## SHORT PROBLEM:
Every line that contains the word "this" should be copied.

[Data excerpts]
◇ ◇ ◇ ◇
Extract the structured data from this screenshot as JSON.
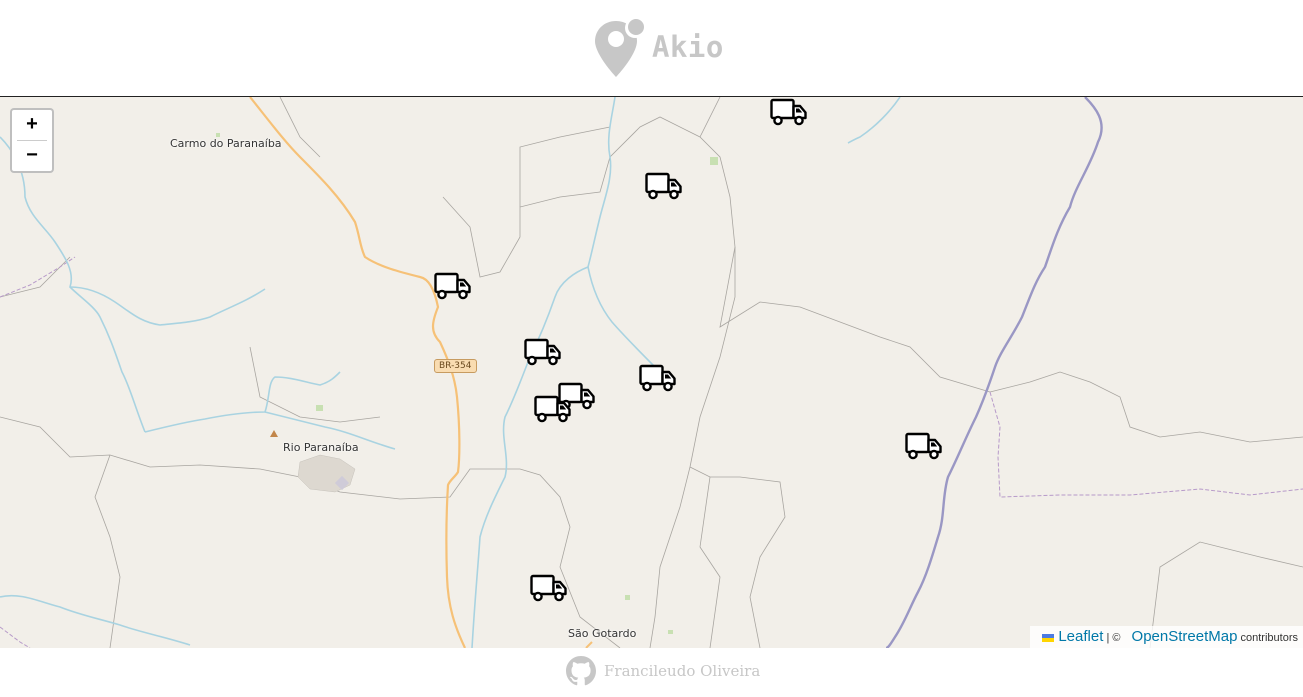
{
  "header": {
    "app_name": "Akio",
    "logo_icon": "map-pin-icon"
  },
  "map": {
    "zoom": {
      "in_label": "+",
      "out_label": "−"
    },
    "places": [
      {
        "name": "Carmo do Paranaíba"
      },
      {
        "name": "Rio Paranaíba"
      },
      {
        "name": "São Gotardo"
      }
    ],
    "road_shield": "BR-354",
    "markers": {
      "icon": "truck-icon",
      "count": 9
    },
    "attribution": {
      "leaflet_label": "Leaflet",
      "separator": "| ©",
      "osm_label": "OpenStreetMap",
      "suffix": "contributors"
    }
  },
  "footer": {
    "author": "Francileudo Oliveira",
    "icon": "github-icon"
  }
}
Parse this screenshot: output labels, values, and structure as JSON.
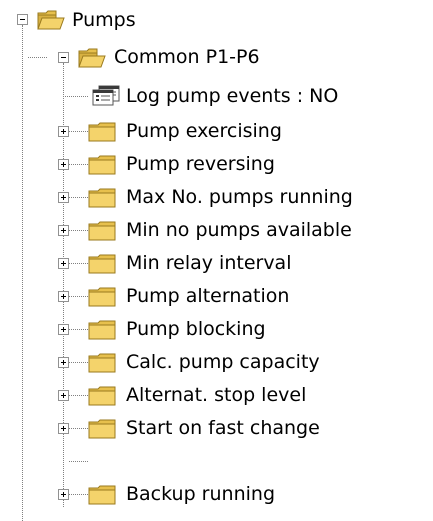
{
  "tree": {
    "root": {
      "label": "Pumps",
      "expanded": true,
      "icon": "folder-open-icon"
    },
    "group": {
      "label": "Common P1-P6",
      "expanded": true,
      "icon": "folder-open-icon"
    },
    "setting": {
      "label": "Log pump events : NO",
      "icon": "parameter-list-icon"
    },
    "items": [
      {
        "label": "Pump exercising",
        "icon": "folder-closed-icon"
      },
      {
        "label": "Pump reversing",
        "icon": "folder-closed-icon"
      },
      {
        "label": "Max No. pumps running",
        "icon": "folder-closed-icon"
      },
      {
        "label": "Min no pumps available",
        "icon": "folder-closed-icon"
      },
      {
        "label": "Min relay interval",
        "icon": "folder-closed-icon"
      },
      {
        "label": "Pump alternation",
        "icon": "folder-closed-icon"
      },
      {
        "label": "Pump blocking",
        "icon": "folder-closed-icon"
      },
      {
        "label": "Calc. pump capacity",
        "icon": "folder-closed-icon"
      },
      {
        "label": "Alternat. stop level",
        "icon": "folder-closed-icon"
      },
      {
        "label": "Start on fast change",
        "icon": "folder-closed-icon"
      },
      {
        "label": "Backup running",
        "icon": "folder-closed-icon"
      }
    ],
    "colors": {
      "folder_fill": "#f4d36b",
      "folder_tab": "#e7c04d",
      "folder_edge": "#9a7a1e",
      "line": "#808080"
    }
  }
}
◇ ◇ ◇ ◇
## WRITTEN RESPONSE:
Extract the structured data from this screenshot as JSON.
Parse this screenshot: output labels, values, and structure as JSON.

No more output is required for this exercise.